[start Records supplied]
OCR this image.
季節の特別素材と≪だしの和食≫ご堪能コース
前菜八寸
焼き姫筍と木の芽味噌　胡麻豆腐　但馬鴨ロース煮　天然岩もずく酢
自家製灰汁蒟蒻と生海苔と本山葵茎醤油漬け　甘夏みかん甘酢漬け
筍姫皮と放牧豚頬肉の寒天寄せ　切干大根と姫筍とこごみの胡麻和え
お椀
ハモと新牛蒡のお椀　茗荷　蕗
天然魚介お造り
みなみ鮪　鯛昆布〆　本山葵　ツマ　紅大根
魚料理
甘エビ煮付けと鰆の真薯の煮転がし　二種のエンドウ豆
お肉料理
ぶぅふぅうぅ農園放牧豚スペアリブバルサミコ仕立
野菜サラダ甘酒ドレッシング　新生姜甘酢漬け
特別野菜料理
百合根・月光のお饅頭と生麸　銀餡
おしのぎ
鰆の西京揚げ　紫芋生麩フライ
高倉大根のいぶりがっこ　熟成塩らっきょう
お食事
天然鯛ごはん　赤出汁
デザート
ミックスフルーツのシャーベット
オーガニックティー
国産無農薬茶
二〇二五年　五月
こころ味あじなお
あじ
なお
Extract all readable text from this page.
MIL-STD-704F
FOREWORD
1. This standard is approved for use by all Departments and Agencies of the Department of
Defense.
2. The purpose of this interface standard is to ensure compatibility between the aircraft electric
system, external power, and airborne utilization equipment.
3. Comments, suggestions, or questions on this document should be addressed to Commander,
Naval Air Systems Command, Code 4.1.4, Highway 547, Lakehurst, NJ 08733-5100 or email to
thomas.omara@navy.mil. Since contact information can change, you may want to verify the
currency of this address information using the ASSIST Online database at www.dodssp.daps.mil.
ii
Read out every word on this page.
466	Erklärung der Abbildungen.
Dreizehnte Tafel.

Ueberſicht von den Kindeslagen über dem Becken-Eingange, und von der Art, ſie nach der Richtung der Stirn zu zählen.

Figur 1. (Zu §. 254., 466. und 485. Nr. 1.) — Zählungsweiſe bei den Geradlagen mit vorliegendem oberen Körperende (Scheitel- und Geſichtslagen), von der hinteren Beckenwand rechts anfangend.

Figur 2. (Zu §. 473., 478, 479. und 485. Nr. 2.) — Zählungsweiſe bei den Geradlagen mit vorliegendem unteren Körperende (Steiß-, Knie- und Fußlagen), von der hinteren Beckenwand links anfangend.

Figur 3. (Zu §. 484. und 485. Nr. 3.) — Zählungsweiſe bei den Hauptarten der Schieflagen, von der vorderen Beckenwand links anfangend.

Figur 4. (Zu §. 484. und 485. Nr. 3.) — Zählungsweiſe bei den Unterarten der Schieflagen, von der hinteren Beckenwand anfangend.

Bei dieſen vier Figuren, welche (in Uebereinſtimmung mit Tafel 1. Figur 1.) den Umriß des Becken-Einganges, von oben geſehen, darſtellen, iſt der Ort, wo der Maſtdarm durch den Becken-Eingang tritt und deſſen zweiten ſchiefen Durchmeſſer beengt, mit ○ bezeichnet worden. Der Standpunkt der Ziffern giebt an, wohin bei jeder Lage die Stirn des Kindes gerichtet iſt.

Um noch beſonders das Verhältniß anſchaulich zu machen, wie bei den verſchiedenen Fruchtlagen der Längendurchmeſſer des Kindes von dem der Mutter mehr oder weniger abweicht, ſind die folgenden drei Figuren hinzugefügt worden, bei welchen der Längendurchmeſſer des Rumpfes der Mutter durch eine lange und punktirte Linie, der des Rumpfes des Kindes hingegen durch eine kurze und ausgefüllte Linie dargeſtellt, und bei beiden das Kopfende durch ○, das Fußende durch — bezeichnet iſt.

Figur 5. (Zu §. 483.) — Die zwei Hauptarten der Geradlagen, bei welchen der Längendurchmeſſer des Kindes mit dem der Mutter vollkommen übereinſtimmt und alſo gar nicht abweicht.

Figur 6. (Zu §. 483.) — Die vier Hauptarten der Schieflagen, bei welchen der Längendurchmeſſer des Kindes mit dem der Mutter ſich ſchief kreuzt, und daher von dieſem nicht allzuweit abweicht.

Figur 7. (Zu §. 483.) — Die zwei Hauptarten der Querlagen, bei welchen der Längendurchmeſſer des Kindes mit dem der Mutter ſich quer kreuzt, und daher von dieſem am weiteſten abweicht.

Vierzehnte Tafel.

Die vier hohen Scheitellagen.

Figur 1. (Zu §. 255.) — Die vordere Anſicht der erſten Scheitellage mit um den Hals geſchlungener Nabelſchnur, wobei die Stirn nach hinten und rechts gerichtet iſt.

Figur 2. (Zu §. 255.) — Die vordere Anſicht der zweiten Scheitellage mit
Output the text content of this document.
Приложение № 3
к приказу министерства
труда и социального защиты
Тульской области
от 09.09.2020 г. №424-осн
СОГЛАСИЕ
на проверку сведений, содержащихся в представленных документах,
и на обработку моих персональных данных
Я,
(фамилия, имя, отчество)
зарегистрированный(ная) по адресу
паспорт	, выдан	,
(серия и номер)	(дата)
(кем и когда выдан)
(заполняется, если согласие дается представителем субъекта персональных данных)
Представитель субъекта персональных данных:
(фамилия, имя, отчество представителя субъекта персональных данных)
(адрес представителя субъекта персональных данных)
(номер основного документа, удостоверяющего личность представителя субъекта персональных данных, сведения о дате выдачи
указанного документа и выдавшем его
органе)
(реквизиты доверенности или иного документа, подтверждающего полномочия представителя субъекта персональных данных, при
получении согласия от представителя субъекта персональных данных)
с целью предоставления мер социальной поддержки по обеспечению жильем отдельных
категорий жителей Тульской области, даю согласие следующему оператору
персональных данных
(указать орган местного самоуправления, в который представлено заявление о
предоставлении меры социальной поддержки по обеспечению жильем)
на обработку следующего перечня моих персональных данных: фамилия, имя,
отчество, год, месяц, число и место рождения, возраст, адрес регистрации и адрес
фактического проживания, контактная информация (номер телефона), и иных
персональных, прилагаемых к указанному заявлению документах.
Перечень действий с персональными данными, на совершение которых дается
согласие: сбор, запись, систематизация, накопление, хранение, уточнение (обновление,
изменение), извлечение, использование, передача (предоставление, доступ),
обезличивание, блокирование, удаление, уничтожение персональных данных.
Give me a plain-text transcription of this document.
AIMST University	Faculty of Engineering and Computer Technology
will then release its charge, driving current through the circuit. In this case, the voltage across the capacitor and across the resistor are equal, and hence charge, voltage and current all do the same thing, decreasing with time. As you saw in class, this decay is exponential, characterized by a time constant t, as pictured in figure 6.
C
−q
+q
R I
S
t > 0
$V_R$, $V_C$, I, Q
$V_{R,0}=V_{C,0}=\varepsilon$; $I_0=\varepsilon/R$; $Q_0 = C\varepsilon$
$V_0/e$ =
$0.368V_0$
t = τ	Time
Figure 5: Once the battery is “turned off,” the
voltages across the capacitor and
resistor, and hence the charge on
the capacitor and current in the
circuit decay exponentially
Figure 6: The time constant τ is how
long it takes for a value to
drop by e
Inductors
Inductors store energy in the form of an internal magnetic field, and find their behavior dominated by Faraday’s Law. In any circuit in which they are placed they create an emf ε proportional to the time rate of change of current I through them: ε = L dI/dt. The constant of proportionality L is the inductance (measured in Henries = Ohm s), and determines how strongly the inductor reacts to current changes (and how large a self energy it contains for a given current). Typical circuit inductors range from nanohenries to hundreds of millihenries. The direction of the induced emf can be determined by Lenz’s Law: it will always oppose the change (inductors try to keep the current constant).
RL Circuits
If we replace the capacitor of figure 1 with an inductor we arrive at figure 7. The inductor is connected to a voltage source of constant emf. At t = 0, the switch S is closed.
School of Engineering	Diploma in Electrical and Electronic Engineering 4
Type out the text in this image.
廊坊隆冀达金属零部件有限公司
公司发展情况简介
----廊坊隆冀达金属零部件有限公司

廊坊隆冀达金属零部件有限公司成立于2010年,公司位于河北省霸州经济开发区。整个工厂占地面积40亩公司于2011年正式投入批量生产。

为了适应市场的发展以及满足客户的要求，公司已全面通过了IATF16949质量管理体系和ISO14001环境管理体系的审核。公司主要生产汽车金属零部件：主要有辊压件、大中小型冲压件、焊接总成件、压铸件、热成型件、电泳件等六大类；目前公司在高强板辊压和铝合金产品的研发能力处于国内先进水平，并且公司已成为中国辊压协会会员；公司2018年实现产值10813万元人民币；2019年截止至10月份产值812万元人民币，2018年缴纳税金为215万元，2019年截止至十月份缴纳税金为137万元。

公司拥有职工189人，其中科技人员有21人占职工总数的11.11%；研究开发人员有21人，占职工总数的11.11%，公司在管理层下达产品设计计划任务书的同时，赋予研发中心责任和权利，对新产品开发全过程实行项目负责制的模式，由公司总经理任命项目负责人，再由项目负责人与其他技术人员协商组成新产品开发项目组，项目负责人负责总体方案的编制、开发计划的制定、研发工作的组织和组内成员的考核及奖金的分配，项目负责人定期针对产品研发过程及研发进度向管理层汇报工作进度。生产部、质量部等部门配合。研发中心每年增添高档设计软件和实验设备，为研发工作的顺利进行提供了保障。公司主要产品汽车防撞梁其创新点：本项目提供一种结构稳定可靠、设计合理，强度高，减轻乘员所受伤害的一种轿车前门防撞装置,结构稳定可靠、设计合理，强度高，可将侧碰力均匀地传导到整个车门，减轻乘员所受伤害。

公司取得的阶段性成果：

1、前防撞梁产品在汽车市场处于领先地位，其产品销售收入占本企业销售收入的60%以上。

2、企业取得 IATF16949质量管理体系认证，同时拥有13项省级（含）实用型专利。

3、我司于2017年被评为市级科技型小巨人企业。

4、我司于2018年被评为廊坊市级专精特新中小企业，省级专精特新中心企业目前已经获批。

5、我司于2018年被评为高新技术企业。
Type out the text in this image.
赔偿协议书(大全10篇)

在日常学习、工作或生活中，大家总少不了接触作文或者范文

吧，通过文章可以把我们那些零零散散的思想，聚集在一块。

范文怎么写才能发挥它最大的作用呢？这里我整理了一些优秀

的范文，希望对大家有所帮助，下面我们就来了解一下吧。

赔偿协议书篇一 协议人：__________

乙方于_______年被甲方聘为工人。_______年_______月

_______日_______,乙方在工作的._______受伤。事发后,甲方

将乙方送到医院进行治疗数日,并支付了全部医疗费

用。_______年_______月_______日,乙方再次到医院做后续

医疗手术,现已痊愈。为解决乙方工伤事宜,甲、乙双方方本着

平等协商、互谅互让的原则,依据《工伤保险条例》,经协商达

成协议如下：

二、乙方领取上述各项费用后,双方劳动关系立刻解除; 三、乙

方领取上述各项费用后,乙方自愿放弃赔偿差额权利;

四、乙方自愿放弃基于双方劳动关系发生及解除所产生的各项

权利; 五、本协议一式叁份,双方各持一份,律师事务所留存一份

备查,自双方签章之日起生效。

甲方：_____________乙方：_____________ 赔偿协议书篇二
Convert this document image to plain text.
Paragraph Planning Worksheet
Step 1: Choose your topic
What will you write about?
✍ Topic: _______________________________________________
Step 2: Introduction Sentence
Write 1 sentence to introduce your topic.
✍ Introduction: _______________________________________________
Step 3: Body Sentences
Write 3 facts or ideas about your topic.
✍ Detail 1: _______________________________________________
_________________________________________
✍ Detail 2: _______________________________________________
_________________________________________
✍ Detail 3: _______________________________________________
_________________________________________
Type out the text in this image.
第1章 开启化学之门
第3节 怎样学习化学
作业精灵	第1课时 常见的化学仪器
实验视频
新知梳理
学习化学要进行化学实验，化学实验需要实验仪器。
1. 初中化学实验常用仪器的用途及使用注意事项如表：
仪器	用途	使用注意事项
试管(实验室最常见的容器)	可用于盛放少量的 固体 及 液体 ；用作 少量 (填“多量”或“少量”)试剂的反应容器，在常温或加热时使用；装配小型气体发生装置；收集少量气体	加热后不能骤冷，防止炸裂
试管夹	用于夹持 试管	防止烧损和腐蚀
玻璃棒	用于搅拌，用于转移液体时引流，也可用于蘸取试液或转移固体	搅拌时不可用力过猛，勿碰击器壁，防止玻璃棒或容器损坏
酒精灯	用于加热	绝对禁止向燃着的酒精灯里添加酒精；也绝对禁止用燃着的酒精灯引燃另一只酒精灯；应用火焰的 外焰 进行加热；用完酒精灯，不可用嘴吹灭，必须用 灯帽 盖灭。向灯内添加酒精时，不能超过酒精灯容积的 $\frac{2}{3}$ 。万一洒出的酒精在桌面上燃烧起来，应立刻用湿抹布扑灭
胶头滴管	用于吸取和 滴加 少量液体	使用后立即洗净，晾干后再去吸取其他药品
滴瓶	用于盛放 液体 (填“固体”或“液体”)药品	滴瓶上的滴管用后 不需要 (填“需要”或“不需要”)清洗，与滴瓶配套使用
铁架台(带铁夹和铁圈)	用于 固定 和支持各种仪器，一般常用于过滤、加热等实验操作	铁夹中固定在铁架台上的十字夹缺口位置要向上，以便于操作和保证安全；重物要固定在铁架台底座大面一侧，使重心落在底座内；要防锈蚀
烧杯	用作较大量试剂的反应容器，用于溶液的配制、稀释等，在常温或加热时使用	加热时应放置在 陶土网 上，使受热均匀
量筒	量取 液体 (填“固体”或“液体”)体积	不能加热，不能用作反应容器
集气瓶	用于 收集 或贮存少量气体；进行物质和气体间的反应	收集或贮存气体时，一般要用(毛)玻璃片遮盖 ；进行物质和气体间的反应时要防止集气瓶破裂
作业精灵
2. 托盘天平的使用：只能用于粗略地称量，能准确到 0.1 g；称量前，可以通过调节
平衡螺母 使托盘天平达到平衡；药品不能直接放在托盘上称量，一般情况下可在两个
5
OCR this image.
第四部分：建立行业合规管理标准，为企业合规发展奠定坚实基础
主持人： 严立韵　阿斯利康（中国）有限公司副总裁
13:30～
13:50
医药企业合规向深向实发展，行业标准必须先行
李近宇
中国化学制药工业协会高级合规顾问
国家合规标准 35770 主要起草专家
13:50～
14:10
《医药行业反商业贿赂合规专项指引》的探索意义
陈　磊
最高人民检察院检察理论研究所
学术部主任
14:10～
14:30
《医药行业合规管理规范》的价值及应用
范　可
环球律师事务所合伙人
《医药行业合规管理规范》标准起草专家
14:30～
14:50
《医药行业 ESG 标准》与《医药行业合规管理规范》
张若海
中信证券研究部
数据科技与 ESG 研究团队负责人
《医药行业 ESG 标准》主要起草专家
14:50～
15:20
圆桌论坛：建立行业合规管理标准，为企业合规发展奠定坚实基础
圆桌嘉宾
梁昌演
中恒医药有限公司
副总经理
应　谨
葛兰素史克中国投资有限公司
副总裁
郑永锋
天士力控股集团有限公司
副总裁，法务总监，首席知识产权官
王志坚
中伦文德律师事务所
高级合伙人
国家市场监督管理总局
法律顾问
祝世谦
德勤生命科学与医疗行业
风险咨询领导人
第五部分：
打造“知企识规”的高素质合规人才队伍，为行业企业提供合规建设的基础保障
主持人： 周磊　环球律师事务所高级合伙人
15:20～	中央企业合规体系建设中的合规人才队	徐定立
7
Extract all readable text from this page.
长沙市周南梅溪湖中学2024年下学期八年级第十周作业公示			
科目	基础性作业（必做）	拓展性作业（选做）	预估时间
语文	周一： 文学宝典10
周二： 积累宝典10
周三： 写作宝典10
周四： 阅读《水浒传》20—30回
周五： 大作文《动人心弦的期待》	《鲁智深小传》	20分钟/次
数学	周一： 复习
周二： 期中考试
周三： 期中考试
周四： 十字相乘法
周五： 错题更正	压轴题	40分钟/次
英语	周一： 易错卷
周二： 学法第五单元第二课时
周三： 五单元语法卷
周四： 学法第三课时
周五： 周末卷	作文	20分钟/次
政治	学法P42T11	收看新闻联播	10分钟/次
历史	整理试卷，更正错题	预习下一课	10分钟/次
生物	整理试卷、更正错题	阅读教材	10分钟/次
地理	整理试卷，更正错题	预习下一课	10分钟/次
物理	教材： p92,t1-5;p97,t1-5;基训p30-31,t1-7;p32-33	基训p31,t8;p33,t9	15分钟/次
[end Records supplied]
Goal of the exercise
Return each line among the entries that holds the word "plain".

Solution to the exercise
Give me a plain-text transcription of this document.
Convert this document image to plain text.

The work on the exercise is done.